> **Data extract**:
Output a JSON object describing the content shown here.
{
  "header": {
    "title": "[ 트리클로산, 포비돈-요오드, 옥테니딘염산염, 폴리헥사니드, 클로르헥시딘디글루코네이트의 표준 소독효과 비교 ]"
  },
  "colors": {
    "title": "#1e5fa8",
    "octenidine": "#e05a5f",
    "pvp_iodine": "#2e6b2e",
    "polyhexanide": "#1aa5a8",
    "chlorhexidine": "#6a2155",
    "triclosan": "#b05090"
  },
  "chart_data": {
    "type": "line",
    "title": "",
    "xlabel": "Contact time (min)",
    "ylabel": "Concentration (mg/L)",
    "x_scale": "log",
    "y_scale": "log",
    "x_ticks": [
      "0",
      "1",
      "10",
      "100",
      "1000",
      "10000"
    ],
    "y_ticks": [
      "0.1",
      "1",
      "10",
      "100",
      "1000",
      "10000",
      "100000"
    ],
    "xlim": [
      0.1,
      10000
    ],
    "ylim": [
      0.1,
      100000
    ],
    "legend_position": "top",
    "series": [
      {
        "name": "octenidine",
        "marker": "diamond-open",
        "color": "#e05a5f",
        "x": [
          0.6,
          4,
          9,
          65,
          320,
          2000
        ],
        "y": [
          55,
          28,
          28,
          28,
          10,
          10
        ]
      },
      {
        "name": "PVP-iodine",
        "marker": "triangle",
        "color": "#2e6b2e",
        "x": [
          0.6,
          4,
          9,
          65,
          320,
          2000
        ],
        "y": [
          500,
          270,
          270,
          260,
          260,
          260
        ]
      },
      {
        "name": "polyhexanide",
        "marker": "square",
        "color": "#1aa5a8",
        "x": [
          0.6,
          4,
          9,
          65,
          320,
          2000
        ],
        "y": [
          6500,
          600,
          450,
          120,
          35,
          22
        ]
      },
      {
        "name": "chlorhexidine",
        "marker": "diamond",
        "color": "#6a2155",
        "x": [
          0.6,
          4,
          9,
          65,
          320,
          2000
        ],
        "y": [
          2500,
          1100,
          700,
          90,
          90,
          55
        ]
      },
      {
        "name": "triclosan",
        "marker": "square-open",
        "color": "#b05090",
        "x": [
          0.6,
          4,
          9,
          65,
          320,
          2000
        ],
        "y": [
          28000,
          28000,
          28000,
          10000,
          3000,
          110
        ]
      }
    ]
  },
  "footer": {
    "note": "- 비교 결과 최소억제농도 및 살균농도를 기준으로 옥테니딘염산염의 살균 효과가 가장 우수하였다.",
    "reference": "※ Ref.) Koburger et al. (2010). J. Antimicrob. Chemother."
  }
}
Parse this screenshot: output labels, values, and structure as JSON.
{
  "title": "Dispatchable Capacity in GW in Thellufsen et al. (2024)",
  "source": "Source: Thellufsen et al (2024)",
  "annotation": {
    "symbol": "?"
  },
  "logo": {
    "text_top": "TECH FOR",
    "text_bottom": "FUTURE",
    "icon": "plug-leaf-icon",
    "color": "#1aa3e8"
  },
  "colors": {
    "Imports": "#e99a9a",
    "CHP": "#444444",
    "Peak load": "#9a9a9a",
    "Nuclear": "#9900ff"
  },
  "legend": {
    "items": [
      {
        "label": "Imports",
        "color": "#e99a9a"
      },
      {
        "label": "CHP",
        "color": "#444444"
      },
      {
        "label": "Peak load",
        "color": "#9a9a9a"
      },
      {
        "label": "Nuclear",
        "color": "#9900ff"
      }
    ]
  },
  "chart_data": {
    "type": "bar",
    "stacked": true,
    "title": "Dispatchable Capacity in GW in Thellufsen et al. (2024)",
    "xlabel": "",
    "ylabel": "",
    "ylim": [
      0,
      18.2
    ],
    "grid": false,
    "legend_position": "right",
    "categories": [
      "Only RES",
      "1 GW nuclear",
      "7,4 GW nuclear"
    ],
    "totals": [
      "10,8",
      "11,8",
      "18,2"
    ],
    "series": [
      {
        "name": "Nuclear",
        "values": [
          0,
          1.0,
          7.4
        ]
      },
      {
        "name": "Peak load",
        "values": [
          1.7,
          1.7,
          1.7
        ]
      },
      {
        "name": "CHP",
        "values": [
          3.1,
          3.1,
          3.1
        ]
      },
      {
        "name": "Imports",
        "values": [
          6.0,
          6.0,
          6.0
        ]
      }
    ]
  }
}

> **Task directions**: Each record above must be given again exactly.

> **Exercise answer**:
Output a JSON object describing the content shown here.
{
  "header": {
    "title": "[ 트리클로산, 포비돈-요오드, 옥테니딘염산염, 폴리헥사니드, 클로르헥시딘디글루코네이트의 표준 소독효과 비교 ]"
  },
  "colors": {
    "title": "#1e5fa8",
    "octenidine": "#e05a5f",
    "pvp_iodine": "#2e6b2e",
    "polyhexanide": "#1aa5a8",
    "chlorhexidine": "#6a2155",
    "triclosan": "#b05090"
  },
  "chart_data": {
    "type": "line",
    "title": "",
    "xlabel": "Contact time (min)",
    "ylabel": "Concentration (mg/L)",
    "x_scale": "log",
    "y_scale": "log",
    "x_ticks": [
      "0",
      "1",
      "10",
      "100",
      "1000",
      "10000"
    ],
    "y_ticks": [
      "0.1",
      "1",
      "10",
      "100",
      "1000",
      "10000",
      "100000"
    ],
    "xlim": [
      0.1,
      10000
    ],
    "ylim": [
      0.1,
      100000
    ],
    "legend_position": "top",
    "series": [
      {
        "name": "octenidine",
        "marker": "diamond-open",
        "color": "#e05a5f",
        "x": [
          0.6,
          4,
          9,
          65,
          320,
          2000
        ],
        "y": [
          55,
          28,
          28,
          28,
          10,
          10
        ]
      },
      {
        "name": "PVP-iodine",
        "marker": "triangle",
        "color": "#2e6b2e",
        "x": [
          0.6,
          4,
          9,
          65,
          320,
          2000
        ],
        "y": [
          500,
          270,
          270,
          260,
          260,
          260
        ]
      },
      {
        "name": "polyhexanide",
        "marker": "square",
        "color": "#1aa5a8",
        "x": [
          0.6,
          4,
          9,
          65,
          320,
          2000
        ],
        "y": [
          6500,
          600,
          450,
          120,
          35,
          22
        ]
      },
      {
        "name": "chlorhexidine",
        "marker": "diamond",
        "color": "#6a2155",
        "x": [
          0.6,
          4,
          9,
          65,
          320,
          2000
        ],
        "y": [
          2500,
          1100,
          700,
          90,
          90,
          55
        ]
      },
      {
        "name": "triclosan",
        "marker": "square-open",
        "color": "#b05090",
        "x": [
          0.6,
          4,
          9,
          65,
          320,
          2000
        ],
        "y": [
          28000,
          28000,
          28000,
          10000,
          3000,
          110
        ]
      }
    ]
  },
  "footer": {
    "note": "- 비교 결과 최소억제농도 및 살균농도를 기준으로 옥테니딘염산염의 살균 효과가 가장 우수하였다.",
    "reference": "※ Ref.) Koburger et al. (2010). J. Antimicrob. Chemother."
  }
}
Parse this screenshot: output labels, values, and structure as JSON.
{
  "title": "Dispatchable Capacity in GW in Thellufsen et al. (2024)",
  "source": "Source: Thellufsen et al (2024)",
  "annotation": {
    "symbol": "?"
  },
  "logo": {
    "text_top": "TECH FOR",
    "text_bottom": "FUTURE",
    "icon": "plug-leaf-icon",
    "color": "#1aa3e8"
  },
  "colors": {
    "Imports": "#e99a9a",
    "CHP": "#444444",
    "Peak load": "#9a9a9a",
    "Nuclear": "#9900ff"
  },
  "legend": {
    "items": [
      {
        "label": "Imports",
        "color": "#e99a9a"
      },
      {
        "label": "CHP",
        "color": "#444444"
      },
      {
        "label": "Peak load",
        "color": "#9a9a9a"
      },
      {
        "label": "Nuclear",
        "color": "#9900ff"
      }
    ]
  },
  "chart_data": {
    "type": "bar",
    "stacked": true,
    "title": "Dispatchable Capacity in GW in Thellufsen et al. (2024)",
    "xlabel": "",
    "ylabel": "",
    "ylim": [
      0,
      18.2
    ],
    "grid": false,
    "legend_position": "right",
    "categories": [
      "Only RES",
      "1 GW nuclear",
      "7,4 GW nuclear"
    ],
    "totals": [
      "10,8",
      "11,8",
      "18,2"
    ],
    "series": [
      {
        "name": "Nuclear",
        "values": [
          0,
          1.0,
          7.4
        ]
      },
      {
        "name": "Peak load",
        "values": [
          1.7,
          1.7,
          1.7
        ]
      },
      {
        "name": "CHP",
        "values": [
          3.1,
          3.1,
          3.1
        ]
      },
      {
        "name": "Imports",
        "values": [
          6.0,
          6.0,
          6.0
        ]
      }
    ]
  }
}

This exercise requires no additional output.